- TASK OBJECTIVE -
Extract from the listing each line in which the word "generated" appears.

- ENTRIES SUPPLIED -
□ □ □ □ □ □ □

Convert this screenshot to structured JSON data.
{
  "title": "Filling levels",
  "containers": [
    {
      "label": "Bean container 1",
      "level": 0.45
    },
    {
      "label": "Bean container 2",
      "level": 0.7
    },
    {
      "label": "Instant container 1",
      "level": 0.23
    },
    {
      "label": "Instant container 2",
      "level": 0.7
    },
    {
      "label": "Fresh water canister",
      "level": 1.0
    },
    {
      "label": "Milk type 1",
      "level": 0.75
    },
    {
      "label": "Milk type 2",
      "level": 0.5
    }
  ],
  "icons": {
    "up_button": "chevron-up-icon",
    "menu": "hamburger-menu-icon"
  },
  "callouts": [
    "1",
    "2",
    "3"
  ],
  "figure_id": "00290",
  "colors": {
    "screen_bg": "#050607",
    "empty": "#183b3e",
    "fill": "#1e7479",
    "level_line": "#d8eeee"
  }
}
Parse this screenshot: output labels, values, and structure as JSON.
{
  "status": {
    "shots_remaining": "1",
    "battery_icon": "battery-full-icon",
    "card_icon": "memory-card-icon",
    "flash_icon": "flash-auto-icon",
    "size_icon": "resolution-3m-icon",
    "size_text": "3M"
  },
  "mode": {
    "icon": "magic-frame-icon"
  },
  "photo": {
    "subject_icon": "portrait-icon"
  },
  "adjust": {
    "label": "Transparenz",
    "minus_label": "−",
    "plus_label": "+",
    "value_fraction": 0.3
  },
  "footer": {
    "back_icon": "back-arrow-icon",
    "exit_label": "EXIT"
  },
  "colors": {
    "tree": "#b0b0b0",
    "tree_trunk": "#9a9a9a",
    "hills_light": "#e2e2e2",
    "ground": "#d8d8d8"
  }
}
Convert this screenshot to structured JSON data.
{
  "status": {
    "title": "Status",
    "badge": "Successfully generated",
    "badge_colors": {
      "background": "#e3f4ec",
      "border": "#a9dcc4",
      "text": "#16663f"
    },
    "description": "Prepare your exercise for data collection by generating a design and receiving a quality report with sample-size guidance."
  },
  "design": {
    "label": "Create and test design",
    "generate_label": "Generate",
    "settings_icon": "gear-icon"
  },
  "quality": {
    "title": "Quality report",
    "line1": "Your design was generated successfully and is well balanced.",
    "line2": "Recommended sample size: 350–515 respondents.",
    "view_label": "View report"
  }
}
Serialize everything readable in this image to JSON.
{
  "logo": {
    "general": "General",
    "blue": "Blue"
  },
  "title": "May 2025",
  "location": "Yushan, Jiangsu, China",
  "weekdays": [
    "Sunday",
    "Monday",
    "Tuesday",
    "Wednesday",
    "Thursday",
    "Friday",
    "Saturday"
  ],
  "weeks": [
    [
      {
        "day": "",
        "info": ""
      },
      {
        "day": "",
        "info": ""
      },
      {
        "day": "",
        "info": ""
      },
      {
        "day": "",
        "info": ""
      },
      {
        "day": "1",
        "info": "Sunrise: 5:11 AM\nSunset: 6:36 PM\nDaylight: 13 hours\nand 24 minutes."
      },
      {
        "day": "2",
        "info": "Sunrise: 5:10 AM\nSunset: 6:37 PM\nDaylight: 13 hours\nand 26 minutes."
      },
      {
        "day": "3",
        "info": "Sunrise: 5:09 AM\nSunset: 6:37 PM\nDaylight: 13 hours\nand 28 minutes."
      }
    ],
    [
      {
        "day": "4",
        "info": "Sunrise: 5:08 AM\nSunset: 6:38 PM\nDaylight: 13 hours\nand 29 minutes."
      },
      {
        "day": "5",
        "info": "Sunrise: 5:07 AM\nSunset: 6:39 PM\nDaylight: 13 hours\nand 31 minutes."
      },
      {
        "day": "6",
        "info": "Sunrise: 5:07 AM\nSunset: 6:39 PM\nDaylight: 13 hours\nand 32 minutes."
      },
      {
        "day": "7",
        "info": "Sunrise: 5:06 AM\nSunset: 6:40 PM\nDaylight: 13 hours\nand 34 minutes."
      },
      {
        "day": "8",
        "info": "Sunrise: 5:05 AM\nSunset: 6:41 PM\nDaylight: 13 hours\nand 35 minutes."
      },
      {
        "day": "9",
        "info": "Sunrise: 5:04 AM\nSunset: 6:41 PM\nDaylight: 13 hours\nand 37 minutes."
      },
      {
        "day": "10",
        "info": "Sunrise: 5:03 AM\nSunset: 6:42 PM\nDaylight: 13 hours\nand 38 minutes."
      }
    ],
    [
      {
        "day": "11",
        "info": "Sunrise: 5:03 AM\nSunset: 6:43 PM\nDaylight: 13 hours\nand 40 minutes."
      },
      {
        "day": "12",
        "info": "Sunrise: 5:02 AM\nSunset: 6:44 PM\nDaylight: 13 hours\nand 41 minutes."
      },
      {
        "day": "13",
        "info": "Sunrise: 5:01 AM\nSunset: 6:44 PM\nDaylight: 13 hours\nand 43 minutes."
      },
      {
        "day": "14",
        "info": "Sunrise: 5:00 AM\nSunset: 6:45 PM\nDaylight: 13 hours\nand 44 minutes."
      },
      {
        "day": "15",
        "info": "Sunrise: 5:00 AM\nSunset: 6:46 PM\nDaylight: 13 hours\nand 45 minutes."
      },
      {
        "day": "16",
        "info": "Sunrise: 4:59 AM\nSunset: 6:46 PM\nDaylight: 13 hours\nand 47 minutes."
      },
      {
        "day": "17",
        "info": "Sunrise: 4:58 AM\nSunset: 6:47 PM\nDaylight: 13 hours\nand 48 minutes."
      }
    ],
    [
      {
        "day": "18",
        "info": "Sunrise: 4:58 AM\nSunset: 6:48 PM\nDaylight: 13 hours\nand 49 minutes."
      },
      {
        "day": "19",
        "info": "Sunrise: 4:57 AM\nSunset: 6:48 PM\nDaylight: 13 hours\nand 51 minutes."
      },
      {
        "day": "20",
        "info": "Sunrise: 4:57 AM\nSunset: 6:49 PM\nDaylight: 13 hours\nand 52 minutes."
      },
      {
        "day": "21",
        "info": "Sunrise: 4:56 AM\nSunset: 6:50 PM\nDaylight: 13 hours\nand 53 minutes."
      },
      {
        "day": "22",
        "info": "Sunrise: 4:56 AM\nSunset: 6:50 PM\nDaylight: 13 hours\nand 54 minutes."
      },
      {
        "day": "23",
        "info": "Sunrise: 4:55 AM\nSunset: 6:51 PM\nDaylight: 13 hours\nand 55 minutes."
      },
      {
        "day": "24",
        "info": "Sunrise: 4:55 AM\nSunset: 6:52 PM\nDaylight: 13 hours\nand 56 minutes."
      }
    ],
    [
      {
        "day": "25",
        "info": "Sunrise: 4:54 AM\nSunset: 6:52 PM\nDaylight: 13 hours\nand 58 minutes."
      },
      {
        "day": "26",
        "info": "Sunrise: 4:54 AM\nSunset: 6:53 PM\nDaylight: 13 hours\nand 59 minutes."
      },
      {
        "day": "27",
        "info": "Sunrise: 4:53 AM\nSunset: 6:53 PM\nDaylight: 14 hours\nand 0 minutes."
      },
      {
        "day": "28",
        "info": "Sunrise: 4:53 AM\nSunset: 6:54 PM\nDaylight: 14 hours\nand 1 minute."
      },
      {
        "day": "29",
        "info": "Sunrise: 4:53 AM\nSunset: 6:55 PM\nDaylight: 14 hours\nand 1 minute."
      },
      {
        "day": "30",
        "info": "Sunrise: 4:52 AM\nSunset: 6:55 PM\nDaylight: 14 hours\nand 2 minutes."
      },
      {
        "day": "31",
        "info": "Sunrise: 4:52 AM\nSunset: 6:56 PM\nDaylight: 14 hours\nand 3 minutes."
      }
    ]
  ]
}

□ □ □ □ □ □ □

- REPLY TO THE EXERCISE -
    "badge": "Successfully generated",
    "line1": "Your design was generated successfully and is well balanced.",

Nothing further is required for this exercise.